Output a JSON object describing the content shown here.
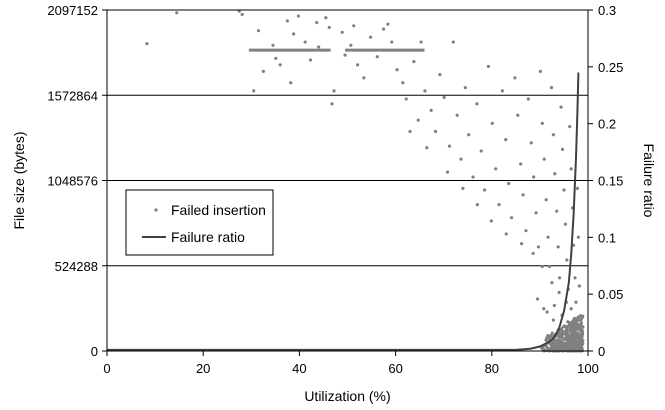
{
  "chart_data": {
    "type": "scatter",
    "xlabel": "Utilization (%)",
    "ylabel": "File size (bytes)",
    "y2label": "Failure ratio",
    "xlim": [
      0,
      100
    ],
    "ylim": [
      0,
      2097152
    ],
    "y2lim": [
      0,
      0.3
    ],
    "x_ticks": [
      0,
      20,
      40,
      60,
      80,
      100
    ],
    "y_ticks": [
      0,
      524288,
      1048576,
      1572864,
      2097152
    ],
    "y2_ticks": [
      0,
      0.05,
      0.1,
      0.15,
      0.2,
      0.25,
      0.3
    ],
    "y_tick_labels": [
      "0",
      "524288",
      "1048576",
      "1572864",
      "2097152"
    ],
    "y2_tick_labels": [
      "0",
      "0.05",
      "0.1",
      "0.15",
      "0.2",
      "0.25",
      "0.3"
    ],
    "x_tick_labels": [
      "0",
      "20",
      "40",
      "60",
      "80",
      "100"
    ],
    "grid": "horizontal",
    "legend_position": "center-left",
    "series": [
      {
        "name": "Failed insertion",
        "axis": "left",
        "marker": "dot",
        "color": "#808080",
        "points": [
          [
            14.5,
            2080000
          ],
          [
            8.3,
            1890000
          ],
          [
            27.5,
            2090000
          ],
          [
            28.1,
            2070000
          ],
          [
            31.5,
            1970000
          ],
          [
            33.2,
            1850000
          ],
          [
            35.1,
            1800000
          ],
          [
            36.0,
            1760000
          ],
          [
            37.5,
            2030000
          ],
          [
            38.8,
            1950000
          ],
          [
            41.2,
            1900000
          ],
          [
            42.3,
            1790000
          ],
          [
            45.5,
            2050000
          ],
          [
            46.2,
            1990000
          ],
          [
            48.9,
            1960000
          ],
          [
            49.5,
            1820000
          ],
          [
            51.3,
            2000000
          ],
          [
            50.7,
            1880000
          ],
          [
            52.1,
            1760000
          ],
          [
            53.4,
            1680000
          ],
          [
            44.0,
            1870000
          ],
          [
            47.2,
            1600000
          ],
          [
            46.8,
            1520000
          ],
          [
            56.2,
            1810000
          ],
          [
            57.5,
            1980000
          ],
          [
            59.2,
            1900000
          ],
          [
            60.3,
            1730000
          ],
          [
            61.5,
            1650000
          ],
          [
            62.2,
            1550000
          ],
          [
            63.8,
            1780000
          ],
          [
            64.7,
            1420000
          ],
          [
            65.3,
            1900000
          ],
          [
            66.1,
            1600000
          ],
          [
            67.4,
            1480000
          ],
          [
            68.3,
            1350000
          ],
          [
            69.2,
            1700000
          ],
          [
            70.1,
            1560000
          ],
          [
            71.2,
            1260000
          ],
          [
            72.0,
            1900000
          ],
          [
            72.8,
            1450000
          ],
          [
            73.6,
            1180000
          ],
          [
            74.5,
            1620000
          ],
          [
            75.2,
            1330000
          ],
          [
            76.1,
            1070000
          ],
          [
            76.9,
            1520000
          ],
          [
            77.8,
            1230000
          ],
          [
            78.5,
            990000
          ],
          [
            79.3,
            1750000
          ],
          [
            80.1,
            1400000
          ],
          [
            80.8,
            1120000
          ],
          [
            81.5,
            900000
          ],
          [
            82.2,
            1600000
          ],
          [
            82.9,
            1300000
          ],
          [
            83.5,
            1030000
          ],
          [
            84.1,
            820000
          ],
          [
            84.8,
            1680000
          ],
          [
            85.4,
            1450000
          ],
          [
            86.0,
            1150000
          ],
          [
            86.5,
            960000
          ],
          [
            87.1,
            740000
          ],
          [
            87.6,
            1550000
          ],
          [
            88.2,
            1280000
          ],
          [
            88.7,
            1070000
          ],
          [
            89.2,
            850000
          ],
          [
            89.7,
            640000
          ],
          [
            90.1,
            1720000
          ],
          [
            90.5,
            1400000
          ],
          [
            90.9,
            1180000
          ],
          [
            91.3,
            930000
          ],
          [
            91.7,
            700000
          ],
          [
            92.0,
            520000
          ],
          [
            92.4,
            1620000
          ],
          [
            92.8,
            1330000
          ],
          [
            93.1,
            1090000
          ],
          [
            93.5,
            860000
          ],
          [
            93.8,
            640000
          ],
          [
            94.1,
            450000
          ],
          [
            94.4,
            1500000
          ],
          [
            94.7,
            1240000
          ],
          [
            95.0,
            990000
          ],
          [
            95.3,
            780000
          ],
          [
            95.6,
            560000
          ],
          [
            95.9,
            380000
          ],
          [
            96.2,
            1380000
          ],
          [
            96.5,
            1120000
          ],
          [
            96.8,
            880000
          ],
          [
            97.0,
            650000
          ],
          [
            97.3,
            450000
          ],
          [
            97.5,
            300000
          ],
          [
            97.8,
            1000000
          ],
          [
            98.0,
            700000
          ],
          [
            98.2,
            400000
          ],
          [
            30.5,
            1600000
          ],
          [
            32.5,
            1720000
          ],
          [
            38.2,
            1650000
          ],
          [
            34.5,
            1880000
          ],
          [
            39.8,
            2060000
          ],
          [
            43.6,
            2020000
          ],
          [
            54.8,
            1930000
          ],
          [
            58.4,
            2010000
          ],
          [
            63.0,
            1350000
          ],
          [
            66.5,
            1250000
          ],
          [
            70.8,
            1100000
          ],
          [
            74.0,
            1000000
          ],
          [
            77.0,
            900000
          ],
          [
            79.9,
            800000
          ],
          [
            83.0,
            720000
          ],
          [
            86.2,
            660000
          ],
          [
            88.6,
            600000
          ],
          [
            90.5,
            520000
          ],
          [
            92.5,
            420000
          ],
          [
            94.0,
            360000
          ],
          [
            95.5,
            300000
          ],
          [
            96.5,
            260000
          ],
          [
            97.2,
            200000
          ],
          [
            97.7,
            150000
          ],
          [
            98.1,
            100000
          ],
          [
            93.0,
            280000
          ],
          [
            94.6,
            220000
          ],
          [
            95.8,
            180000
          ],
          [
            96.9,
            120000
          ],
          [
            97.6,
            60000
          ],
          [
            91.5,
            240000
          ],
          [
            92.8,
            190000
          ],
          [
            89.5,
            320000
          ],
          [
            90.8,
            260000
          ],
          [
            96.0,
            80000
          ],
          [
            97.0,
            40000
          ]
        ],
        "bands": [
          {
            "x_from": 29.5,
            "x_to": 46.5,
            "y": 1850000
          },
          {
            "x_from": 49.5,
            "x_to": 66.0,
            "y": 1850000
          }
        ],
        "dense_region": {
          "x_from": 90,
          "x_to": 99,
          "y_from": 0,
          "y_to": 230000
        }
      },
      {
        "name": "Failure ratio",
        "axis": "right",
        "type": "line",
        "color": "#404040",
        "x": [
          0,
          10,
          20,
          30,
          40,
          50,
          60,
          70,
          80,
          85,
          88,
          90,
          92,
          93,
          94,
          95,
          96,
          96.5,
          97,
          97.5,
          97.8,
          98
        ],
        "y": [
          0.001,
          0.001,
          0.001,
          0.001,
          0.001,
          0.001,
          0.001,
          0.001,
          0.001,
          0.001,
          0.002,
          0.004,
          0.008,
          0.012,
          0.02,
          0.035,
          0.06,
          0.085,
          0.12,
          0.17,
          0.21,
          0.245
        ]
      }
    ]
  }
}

# # #

To be done
Without the pictures, print the records in full, exactly as they appear.

Result for this exercise
Output a JSON object describing the content shown here.
{
  "chart_data": {
    "type": "scatter",
    "xlabel": "Utilization (%)",
    "ylabel": "File size (bytes)",
    "y2label": "Failure ratio",
    "xlim": [
      0,
      100
    ],
    "ylim": [
      0,
      2097152
    ],
    "y2lim": [
      0,
      0.3
    ],
    "x_ticks": [
      0,
      20,
      40,
      60,
      80,
      100
    ],
    "y_ticks": [
      0,
      524288,
      1048576,
      1572864,
      2097152
    ],
    "y2_ticks": [
      0,
      0.05,
      0.1,
      0.15,
      0.2,
      0.25,
      0.3
    ],
    "y_tick_labels": [
      "0",
      "524288",
      "1048576",
      "1572864",
      "2097152"
    ],
    "y2_tick_labels": [
      "0",
      "0.05",
      "0.1",
      "0.15",
      "0.2",
      "0.25",
      "0.3"
    ],
    "x_tick_labels": [
      "0",
      "20",
      "40",
      "60",
      "80",
      "100"
    ],
    "grid": "horizontal",
    "legend_position": "center-left",
    "series": [
      {
        "name": "Failed insertion",
        "axis": "left",
        "marker": "dot",
        "color": "#808080",
        "points": [
          [
            14.5,
            2080000
          ],
          [
            8.3,
            1890000
          ],
          [
            27.5,
            2090000
          ],
          [
            28.1,
            2070000
          ],
          [
            31.5,
            1970000
          ],
          [
            33.2,
            1850000
          ],
          [
            35.1,
            1800000
          ],
          [
            36.0,
            1760000
          ],
          [
            37.5,
            2030000
          ],
          [
            38.8,
            1950000
          ],
          [
            41.2,
            1900000
          ],
          [
            42.3,
            1790000
          ],
          [
            45.5,
            2050000
          ],
          [
            46.2,
            1990000
          ],
          [
            48.9,
            1960000
          ],
          [
            49.5,
            1820000
          ],
          [
            51.3,
            2000000
          ],
          [
            50.7,
            1880000
          ],
          [
            52.1,
            1760000
          ],
          [
            53.4,
            1680000
          ],
          [
            44.0,
            1870000
          ],
          [
            47.2,
            1600000
          ],
          [
            46.8,
            1520000
          ],
          [
            56.2,
            1810000
          ],
          [
            57.5,
            1980000
          ],
          [
            59.2,
            1900000
          ],
          [
            60.3,
            1730000
          ],
          [
            61.5,
            1650000
          ],
          [
            62.2,
            1550000
          ],
          [
            63.8,
            1780000
          ],
          [
            64.7,
            1420000
          ],
          [
            65.3,
            1900000
          ],
          [
            66.1,
            1600000
          ],
          [
            67.4,
            1480000
          ],
          [
            68.3,
            1350000
          ],
          [
            69.2,
            1700000
          ],
          [
            70.1,
            1560000
          ],
          [
            71.2,
            1260000
          ],
          [
            72.0,
            1900000
          ],
          [
            72.8,
            1450000
          ],
          [
            73.6,
            1180000
          ],
          [
            74.5,
            1620000
          ],
          [
            75.2,
            1330000
          ],
          [
            76.1,
            1070000
          ],
          [
            76.9,
            1520000
          ],
          [
            77.8,
            1230000
          ],
          [
            78.5,
            990000
          ],
          [
            79.3,
            1750000
          ],
          [
            80.1,
            1400000
          ],
          [
            80.8,
            1120000
          ],
          [
            81.5,
            900000
          ],
          [
            82.2,
            1600000
          ],
          [
            82.9,
            1300000
          ],
          [
            83.5,
            1030000
          ],
          [
            84.1,
            820000
          ],
          [
            84.8,
            1680000
          ],
          [
            85.4,
            1450000
          ],
          [
            86.0,
            1150000
          ],
          [
            86.5,
            960000
          ],
          [
            87.1,
            740000
          ],
          [
            87.6,
            1550000
          ],
          [
            88.2,
            1280000
          ],
          [
            88.7,
            1070000
          ],
          [
            89.2,
            850000
          ],
          [
            89.7,
            640000
          ],
          [
            90.1,
            1720000
          ],
          [
            90.5,
            1400000
          ],
          [
            90.9,
            1180000
          ],
          [
            91.3,
            930000
          ],
          [
            91.7,
            700000
          ],
          [
            92.0,
            520000
          ],
          [
            92.4,
            1620000
          ],
          [
            92.8,
            1330000
          ],
          [
            93.1,
            1090000
          ],
          [
            93.5,
            860000
          ],
          [
            93.8,
            640000
          ],
          [
            94.1,
            450000
          ],
          [
            94.4,
            1500000
          ],
          [
            94.7,
            1240000
          ],
          [
            95.0,
            990000
          ],
          [
            95.3,
            780000
          ],
          [
            95.6,
            560000
          ],
          [
            95.9,
            380000
          ],
          [
            96.2,
            1380000
          ],
          [
            96.5,
            1120000
          ],
          [
            96.8,
            880000
          ],
          [
            97.0,
            650000
          ],
          [
            97.3,
            450000
          ],
          [
            97.5,
            300000
          ],
          [
            97.8,
            1000000
          ],
          [
            98.0,
            700000
          ],
          [
            98.2,
            400000
          ],
          [
            30.5,
            1600000
          ],
          [
            32.5,
            1720000
          ],
          [
            38.2,
            1650000
          ],
          [
            34.5,
            1880000
          ],
          [
            39.8,
            2060000
          ],
          [
            43.6,
            2020000
          ],
          [
            54.8,
            1930000
          ],
          [
            58.4,
            2010000
          ],
          [
            63.0,
            1350000
          ],
          [
            66.5,
            1250000
          ],
          [
            70.8,
            1100000
          ],
          [
            74.0,
            1000000
          ],
          [
            77.0,
            900000
          ],
          [
            79.9,
            800000
          ],
          [
            83.0,
            720000
          ],
          [
            86.2,
            660000
          ],
          [
            88.6,
            600000
          ],
          [
            90.5,
            520000
          ],
          [
            92.5,
            420000
          ],
          [
            94.0,
            360000
          ],
          [
            95.5,
            300000
          ],
          [
            96.5,
            260000
          ],
          [
            97.2,
            200000
          ],
          [
            97.7,
            150000
          ],
          [
            98.1,
            100000
          ],
          [
            93.0,
            280000
          ],
          [
            94.6,
            220000
          ],
          [
            95.8,
            180000
          ],
          [
            96.9,
            120000
          ],
          [
            97.6,
            60000
          ],
          [
            91.5,
            240000
          ],
          [
            92.8,
            190000
          ],
          [
            89.5,
            320000
          ],
          [
            90.8,
            260000
          ],
          [
            96.0,
            80000
          ],
          [
            97.0,
            40000
          ]
        ],
        "bands": [
          {
            "x_from": 29.5,
            "x_to": 46.5,
            "y": 1850000
          },
          {
            "x_from": 49.5,
            "x_to": 66.0,
            "y": 1850000
          }
        ],
        "dense_region": {
          "x_from": 90,
          "x_to": 99,
          "y_from": 0,
          "y_to": 230000
        }
      },
      {
        "name": "Failure ratio",
        "axis": "right",
        "type": "line",
        "color": "#404040",
        "x": [
          0,
          10,
          20,
          30,
          40,
          50,
          60,
          70,
          80,
          85,
          88,
          90,
          92,
          93,
          94,
          95,
          96,
          96.5,
          97,
          97.5,
          97.8,
          98
        ],
        "y": [
          0.001,
          0.001,
          0.001,
          0.001,
          0.001,
          0.001,
          0.001,
          0.001,
          0.001,
          0.001,
          0.002,
          0.004,
          0.008,
          0.012,
          0.02,
          0.035,
          0.06,
          0.085,
          0.12,
          0.17,
          0.21,
          0.245
        ]
      }
    ]
  }
}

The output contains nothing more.